◆ **Task objective**
Across all the entries, how many lines hold "Department"? Answer with that number and nothing else.

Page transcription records
______________________________
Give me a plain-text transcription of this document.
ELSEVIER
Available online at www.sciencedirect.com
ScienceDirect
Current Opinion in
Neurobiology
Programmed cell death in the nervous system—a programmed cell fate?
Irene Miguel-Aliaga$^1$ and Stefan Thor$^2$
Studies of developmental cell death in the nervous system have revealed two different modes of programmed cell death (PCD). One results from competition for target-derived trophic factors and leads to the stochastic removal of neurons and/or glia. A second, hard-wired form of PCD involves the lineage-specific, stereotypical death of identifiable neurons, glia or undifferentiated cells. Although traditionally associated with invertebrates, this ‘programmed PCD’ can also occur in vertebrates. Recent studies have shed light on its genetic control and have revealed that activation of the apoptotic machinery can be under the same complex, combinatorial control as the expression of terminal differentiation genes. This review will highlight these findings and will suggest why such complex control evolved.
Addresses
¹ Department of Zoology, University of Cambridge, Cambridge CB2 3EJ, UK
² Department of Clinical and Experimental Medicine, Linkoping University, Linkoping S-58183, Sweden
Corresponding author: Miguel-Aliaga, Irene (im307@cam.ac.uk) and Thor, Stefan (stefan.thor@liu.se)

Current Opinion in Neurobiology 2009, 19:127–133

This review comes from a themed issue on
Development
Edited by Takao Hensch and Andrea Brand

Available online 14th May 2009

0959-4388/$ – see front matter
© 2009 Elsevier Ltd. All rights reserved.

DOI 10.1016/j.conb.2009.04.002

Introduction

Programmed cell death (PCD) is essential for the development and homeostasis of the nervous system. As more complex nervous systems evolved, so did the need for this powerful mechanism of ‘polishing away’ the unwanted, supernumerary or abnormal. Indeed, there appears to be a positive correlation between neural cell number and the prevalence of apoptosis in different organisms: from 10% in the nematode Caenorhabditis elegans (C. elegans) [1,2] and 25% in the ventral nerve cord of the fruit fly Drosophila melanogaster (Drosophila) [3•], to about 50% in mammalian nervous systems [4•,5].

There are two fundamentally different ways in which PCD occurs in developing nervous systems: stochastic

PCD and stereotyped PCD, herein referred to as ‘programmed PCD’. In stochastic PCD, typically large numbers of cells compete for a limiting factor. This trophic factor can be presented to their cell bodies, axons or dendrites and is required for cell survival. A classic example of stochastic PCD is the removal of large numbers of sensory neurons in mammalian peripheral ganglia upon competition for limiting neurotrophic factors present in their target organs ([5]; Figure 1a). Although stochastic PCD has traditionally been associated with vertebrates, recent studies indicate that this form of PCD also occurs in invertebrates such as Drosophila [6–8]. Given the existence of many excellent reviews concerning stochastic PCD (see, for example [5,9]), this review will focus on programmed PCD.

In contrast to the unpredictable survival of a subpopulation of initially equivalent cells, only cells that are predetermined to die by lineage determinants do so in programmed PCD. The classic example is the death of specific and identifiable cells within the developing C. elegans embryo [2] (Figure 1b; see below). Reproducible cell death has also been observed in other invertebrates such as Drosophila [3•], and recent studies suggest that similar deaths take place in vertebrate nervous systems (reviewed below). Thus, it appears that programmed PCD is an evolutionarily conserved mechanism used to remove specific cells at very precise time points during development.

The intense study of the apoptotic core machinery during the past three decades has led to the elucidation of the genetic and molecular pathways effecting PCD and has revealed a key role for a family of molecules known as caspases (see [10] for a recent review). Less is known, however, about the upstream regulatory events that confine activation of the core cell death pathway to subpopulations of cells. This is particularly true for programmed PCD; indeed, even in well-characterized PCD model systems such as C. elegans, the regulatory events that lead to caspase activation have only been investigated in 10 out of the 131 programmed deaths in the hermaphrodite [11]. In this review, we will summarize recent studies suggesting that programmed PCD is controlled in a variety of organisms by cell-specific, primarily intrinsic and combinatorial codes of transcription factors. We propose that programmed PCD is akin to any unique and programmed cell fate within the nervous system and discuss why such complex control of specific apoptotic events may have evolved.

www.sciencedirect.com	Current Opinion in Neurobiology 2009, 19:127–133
______________________________
◆ **Result for this task**
2